#### What you need to do
In the text below about a heavy rainstorm in Athens, GA, how much rain did the airport receive?

----- Given text

Last night was a doozy for those of us living right in Athens, GA.  From about 9:30 pm to just shy of 11:30 pm, the airport received 4.96 inches of rain.  Strong thunderstorm cells rained continuously over the area with only minor movement over the 2-hour period.  I live about a mile south of the airport and got 3.53 inches during the same time period.  Lightning was frequent and there was a lot of street flooding as well as some interior flooding in the area.  The roof of a bowling alley partially collapsed. (You can read about that and more at It happened so fast that the National Weather Service did not even have time to get out a flood warning until it had almost stopped raining.

Since that is lot of rain, I decided to figure out how often something like that happens.  To do that, you need to look at rainfall statistics, and the place to do that is NOAA’s Hydrometeorological Design Studies Center at  Pick your state of interest and move the cursor to your location and the site will provide you with a table of rainfall depths by duration (length of time it rained) and return period (how often on average a storm of this size occurs).  You can pick your duration and read across the table until you hit the rainfall amount you measured.  In my case, 4.96 inches is just shy of the 5.06 inch value the table lists for the 500-year storm.  You can also get it in graphical form, which I show below, and in intensity instead of rainfall if you need that for an engineering design.

----------
----- Records

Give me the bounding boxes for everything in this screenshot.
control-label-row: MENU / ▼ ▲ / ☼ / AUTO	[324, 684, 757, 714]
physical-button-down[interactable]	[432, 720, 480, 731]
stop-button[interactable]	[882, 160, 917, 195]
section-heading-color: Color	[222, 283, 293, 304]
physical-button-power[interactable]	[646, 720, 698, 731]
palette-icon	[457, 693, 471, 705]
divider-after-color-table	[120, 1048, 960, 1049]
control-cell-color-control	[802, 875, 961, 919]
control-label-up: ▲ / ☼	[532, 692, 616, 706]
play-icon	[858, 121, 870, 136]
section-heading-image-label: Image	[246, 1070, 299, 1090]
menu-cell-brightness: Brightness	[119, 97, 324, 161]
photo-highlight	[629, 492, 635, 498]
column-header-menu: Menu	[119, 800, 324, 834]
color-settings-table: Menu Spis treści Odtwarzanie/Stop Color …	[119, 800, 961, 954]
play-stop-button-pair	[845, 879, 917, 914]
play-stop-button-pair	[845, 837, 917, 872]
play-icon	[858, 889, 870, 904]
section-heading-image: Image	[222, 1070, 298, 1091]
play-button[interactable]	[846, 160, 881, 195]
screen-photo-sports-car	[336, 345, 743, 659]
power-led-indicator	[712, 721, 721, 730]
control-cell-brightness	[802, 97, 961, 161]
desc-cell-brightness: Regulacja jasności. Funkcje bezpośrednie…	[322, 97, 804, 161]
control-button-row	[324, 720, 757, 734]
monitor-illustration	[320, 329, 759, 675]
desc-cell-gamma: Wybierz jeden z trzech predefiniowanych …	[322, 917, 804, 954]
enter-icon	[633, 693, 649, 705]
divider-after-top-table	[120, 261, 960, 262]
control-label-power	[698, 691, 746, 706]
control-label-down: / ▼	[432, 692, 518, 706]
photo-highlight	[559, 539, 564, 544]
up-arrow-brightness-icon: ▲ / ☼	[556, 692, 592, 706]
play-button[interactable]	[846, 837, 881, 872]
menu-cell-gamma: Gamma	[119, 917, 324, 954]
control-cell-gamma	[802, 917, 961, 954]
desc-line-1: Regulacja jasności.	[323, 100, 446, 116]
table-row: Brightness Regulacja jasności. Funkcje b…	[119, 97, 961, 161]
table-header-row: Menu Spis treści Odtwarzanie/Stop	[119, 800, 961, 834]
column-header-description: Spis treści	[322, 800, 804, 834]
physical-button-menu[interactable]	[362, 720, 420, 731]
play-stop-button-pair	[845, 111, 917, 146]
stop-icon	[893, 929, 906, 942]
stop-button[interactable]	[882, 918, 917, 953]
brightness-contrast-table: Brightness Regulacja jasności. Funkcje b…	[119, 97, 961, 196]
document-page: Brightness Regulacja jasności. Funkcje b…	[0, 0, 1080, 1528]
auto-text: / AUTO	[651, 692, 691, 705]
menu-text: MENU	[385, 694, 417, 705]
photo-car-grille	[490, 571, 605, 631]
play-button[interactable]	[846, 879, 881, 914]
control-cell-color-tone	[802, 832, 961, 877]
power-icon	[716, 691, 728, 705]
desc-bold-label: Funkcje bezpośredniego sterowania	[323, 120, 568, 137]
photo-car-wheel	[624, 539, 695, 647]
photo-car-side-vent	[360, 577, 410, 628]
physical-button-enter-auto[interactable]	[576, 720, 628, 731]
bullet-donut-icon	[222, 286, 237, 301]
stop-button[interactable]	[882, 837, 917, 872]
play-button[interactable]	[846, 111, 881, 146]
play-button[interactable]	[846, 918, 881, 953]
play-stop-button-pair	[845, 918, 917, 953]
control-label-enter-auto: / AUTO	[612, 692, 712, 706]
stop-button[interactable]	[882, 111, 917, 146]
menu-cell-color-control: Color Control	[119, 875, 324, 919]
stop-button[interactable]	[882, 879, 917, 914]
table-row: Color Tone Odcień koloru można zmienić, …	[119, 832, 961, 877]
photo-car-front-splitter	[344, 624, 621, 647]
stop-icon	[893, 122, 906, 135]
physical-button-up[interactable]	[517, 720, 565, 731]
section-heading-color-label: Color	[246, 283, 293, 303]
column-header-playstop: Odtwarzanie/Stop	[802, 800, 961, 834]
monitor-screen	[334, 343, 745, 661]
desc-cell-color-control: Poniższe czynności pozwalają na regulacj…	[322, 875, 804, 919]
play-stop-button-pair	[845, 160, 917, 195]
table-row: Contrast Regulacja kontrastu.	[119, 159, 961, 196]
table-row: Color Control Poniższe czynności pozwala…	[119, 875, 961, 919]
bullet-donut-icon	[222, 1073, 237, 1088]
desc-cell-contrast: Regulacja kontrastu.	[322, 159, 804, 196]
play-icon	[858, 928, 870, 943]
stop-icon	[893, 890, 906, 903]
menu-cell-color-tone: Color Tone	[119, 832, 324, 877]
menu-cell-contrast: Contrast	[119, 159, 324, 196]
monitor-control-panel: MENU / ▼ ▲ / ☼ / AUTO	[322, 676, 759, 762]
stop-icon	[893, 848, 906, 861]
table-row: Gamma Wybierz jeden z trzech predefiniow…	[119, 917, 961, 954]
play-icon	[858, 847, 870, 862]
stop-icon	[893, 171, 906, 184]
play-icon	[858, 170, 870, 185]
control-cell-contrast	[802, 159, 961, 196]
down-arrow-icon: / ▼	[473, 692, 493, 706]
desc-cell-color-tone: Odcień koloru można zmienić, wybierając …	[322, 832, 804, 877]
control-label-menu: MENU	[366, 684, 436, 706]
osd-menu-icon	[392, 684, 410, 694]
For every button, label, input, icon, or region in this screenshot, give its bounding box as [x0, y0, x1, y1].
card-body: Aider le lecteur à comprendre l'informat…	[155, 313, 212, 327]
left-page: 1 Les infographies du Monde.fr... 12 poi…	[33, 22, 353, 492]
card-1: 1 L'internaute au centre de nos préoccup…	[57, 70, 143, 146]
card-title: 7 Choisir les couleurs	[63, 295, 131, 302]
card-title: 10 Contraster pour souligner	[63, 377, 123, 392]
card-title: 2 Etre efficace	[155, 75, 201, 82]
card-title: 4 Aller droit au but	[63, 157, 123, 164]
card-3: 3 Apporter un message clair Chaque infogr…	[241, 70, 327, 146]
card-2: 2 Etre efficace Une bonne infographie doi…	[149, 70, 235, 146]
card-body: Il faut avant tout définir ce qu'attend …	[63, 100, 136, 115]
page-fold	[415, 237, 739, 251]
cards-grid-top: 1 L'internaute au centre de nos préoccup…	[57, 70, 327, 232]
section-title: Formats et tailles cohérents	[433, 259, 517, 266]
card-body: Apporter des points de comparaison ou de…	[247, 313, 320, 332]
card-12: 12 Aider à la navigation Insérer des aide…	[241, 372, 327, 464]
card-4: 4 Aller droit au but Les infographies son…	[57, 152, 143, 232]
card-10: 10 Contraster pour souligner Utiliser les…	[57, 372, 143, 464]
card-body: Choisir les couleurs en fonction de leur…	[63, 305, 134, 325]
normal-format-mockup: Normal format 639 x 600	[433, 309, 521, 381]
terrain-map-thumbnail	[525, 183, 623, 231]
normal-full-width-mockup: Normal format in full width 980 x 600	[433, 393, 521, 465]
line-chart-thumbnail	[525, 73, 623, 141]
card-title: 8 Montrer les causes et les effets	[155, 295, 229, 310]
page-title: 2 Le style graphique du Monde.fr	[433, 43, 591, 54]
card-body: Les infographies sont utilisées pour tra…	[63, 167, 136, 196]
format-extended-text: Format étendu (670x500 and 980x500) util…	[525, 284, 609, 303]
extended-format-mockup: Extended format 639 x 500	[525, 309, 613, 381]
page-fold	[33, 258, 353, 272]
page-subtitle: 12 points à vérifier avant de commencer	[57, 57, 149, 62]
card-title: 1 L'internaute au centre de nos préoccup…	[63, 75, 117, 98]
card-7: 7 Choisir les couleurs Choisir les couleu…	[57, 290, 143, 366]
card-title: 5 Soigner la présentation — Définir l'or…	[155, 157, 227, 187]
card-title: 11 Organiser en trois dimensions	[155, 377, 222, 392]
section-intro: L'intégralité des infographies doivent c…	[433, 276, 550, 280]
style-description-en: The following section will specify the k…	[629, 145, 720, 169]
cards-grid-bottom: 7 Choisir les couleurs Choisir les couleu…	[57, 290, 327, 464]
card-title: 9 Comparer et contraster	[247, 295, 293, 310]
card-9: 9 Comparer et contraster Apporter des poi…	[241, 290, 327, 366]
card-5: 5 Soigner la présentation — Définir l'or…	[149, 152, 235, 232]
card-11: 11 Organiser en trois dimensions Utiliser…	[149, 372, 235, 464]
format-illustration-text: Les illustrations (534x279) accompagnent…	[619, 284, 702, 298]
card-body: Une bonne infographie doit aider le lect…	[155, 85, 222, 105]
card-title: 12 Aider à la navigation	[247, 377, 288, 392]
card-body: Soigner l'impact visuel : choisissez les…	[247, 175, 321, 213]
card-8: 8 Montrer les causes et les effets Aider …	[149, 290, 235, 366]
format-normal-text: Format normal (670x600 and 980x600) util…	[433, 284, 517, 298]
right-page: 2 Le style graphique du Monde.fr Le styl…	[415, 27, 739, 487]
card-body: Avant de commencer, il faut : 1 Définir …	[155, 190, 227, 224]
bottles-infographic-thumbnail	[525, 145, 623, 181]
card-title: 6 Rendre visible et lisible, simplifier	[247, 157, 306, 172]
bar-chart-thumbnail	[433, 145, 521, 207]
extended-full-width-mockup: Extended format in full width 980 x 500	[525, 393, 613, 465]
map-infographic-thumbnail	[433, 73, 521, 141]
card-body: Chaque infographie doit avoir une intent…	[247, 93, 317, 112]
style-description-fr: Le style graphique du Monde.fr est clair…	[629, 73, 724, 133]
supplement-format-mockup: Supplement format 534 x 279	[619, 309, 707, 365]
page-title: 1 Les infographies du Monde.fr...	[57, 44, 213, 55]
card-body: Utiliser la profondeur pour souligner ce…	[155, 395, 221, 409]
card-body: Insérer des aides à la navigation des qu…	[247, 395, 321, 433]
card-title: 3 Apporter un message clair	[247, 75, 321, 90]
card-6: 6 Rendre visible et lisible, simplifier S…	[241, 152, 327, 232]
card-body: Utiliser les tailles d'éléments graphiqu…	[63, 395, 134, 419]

----------

#### Task solution
4.96 inches